Records:
— START —

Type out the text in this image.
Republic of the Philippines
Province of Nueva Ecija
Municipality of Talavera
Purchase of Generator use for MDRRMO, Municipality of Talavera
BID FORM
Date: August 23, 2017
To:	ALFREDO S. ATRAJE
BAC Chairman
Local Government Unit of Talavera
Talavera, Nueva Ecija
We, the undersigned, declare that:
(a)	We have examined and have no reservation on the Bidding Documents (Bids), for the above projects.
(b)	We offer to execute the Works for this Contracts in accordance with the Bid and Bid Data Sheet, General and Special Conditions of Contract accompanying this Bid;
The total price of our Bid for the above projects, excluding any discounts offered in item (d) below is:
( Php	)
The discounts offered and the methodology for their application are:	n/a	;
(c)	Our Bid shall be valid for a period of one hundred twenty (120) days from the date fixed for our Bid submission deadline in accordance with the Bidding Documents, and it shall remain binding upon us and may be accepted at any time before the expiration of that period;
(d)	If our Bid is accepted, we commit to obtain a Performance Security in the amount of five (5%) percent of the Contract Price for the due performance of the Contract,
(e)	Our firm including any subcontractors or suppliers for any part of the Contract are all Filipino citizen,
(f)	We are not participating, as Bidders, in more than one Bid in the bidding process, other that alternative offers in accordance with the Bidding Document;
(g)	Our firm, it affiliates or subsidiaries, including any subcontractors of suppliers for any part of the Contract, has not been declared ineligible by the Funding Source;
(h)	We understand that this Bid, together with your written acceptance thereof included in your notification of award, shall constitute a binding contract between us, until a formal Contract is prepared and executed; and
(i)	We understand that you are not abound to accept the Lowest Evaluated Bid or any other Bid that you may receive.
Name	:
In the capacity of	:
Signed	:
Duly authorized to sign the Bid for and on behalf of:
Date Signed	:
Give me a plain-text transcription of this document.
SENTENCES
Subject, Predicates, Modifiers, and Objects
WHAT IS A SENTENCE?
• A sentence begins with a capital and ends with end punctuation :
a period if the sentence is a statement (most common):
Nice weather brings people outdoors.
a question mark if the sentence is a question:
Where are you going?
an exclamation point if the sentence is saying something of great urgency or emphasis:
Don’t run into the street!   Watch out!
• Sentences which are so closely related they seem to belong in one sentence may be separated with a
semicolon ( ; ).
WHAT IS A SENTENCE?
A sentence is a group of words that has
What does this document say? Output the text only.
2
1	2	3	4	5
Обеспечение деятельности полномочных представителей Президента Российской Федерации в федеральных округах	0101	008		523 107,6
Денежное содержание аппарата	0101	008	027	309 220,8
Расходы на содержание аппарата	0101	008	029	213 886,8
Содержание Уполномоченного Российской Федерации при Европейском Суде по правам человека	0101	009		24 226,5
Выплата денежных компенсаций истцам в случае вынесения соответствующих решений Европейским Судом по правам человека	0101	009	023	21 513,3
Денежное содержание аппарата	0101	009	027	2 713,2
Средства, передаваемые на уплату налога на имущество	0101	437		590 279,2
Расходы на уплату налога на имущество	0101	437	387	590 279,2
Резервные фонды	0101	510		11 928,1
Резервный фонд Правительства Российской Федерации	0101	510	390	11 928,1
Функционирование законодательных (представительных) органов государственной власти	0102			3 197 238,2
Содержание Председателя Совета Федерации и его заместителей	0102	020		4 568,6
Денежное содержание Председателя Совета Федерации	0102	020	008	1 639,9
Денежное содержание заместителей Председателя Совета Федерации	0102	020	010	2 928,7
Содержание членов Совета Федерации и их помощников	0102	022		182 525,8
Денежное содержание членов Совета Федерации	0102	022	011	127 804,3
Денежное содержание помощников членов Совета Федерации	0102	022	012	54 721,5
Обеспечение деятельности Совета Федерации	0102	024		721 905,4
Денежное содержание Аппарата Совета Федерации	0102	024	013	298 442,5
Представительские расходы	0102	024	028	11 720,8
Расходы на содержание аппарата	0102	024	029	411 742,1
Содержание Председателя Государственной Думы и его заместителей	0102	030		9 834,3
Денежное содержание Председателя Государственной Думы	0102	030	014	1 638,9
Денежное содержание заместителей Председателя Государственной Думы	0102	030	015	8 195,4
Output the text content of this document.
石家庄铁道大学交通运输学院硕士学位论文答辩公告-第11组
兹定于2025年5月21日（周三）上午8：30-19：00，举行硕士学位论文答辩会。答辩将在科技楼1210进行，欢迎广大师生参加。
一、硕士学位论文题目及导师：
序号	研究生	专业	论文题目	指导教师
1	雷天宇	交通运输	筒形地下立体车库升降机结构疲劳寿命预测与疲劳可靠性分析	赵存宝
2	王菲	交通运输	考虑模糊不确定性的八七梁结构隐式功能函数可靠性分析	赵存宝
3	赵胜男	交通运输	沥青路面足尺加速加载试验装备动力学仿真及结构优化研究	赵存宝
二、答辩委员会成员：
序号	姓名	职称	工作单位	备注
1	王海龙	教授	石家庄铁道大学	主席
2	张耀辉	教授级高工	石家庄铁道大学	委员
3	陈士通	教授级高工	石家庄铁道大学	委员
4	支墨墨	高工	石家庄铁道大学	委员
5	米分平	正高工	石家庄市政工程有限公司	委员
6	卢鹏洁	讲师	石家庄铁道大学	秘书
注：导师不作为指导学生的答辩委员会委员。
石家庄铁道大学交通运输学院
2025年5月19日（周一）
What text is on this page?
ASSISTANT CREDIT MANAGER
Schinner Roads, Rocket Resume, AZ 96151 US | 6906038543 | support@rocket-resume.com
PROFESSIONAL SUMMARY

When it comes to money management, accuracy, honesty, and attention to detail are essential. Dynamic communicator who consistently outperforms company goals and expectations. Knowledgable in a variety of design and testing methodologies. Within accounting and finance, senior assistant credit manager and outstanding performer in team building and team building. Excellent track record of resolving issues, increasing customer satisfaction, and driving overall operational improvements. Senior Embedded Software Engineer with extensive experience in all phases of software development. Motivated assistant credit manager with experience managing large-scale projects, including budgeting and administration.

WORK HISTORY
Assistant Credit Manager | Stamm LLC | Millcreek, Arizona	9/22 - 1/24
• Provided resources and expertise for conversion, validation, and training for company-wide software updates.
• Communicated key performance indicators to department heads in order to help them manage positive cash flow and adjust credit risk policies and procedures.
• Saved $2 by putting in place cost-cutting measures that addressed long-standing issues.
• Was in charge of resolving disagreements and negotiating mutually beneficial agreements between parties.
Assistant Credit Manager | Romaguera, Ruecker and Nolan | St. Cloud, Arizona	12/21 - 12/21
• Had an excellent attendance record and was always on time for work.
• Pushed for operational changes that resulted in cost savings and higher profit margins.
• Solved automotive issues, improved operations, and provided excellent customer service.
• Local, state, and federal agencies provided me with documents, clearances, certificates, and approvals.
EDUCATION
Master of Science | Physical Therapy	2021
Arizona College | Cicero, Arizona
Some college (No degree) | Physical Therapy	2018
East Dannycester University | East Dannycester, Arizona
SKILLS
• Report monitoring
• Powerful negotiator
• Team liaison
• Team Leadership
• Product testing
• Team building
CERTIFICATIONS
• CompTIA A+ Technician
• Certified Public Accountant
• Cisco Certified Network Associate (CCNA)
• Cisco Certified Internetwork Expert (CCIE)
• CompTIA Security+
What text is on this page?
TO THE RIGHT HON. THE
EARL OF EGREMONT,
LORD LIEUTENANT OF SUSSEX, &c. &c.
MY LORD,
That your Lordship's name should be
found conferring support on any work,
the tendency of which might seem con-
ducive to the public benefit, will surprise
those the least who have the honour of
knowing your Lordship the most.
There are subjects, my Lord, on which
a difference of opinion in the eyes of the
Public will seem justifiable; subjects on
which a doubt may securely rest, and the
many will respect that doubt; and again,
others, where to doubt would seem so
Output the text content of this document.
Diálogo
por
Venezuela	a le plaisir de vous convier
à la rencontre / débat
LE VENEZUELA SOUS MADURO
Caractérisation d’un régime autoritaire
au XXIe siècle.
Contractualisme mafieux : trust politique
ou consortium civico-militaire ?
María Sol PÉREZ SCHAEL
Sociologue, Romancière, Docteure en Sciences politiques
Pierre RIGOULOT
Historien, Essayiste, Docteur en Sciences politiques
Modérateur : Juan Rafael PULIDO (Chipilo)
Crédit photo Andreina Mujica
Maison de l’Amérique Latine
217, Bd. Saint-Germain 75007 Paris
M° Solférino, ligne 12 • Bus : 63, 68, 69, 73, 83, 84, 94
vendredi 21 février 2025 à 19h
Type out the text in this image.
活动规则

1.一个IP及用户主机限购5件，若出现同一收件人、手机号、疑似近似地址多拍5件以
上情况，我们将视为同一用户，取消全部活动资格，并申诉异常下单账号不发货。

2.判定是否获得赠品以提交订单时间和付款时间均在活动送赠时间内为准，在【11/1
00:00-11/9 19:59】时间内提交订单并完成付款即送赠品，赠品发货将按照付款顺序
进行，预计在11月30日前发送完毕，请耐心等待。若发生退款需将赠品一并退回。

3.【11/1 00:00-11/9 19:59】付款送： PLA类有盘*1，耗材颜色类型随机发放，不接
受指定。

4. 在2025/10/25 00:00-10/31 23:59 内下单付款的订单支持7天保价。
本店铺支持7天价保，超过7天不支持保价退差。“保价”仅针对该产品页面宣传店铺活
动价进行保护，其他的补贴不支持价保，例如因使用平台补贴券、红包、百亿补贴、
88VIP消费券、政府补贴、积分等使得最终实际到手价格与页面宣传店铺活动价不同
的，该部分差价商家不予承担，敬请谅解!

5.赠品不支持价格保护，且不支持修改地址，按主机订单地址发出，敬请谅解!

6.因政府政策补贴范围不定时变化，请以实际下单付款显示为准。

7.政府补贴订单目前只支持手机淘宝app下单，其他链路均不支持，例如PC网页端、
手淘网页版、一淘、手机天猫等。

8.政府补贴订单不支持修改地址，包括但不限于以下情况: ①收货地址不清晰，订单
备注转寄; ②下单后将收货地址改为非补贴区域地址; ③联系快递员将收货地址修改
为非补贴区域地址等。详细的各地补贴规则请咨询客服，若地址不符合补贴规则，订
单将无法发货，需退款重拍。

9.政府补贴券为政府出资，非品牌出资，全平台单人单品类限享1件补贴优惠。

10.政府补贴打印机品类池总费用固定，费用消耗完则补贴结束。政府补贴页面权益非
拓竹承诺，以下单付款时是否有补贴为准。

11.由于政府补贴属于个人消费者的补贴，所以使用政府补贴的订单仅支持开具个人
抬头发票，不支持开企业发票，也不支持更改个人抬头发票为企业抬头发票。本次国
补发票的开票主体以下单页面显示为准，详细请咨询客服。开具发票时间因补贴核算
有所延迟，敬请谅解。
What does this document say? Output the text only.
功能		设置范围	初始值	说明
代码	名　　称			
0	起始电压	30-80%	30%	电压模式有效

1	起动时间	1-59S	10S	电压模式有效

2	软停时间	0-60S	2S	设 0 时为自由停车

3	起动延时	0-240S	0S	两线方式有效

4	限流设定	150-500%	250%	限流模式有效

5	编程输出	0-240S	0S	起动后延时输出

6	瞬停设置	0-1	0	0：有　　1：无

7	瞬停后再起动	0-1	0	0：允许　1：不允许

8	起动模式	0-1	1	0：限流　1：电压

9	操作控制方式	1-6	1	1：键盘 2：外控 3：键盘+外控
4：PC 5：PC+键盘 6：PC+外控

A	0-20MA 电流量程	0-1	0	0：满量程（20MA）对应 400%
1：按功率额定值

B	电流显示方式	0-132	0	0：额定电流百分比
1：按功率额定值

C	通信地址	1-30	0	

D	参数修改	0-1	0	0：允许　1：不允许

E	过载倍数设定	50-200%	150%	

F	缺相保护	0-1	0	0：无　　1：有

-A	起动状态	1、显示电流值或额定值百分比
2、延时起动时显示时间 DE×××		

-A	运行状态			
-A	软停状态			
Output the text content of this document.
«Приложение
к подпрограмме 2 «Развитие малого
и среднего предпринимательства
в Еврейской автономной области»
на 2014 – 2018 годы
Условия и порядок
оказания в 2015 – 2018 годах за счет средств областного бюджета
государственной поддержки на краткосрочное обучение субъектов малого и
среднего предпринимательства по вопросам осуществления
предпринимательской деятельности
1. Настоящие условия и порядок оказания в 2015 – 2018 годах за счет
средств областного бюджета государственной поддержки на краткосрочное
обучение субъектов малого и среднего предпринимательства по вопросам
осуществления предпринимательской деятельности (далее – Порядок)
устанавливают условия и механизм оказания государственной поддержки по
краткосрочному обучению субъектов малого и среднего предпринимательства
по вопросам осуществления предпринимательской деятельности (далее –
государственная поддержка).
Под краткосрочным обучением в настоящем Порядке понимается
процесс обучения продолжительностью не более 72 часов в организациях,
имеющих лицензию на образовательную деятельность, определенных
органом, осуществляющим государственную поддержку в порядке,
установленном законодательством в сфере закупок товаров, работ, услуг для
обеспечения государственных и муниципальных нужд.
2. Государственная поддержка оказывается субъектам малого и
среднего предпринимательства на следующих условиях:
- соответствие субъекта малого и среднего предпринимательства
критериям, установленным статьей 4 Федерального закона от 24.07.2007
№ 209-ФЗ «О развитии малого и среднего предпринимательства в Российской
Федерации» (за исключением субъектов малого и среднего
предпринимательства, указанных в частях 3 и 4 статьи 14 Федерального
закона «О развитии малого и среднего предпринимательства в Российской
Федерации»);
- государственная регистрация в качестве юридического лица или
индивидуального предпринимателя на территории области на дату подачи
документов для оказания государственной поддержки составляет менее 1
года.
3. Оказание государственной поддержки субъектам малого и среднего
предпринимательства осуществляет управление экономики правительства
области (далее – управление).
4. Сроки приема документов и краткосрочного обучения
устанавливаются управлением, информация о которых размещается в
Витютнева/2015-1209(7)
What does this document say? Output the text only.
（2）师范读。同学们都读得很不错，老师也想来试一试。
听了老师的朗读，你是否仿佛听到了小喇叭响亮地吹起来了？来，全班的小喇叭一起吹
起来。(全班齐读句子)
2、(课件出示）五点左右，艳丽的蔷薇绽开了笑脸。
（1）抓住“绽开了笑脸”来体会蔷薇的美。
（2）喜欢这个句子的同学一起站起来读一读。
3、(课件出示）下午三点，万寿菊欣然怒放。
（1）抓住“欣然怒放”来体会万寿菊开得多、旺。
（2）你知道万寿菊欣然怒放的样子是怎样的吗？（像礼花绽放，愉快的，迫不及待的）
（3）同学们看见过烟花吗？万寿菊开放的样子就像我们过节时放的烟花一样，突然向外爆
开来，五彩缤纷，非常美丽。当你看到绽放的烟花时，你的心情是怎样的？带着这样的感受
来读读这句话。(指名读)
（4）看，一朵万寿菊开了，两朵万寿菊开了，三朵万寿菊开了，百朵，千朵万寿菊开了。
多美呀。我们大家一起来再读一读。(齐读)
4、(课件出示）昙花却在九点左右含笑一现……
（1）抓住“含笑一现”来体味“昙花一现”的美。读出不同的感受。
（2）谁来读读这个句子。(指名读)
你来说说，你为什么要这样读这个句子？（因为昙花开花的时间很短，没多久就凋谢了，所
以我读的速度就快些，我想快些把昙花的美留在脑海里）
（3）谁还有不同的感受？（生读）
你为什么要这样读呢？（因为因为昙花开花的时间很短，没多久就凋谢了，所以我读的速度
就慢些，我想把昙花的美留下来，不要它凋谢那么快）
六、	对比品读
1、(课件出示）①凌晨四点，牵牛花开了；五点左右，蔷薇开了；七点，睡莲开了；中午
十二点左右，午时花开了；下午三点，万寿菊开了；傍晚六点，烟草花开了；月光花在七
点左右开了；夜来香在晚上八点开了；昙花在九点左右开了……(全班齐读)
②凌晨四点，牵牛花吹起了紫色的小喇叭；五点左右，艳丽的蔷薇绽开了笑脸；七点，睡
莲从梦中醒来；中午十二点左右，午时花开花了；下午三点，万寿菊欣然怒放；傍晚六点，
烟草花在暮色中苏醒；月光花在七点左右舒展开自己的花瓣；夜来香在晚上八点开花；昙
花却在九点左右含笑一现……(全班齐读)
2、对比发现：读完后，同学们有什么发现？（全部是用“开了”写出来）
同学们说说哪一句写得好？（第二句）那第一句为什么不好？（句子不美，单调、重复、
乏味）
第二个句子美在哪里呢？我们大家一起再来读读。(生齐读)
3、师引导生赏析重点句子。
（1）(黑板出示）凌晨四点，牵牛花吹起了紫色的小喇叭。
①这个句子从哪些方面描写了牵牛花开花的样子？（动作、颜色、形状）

— END —

Work instructions:
Lines containing the word "your" are to be tallied; report only the total.

Written answer:
3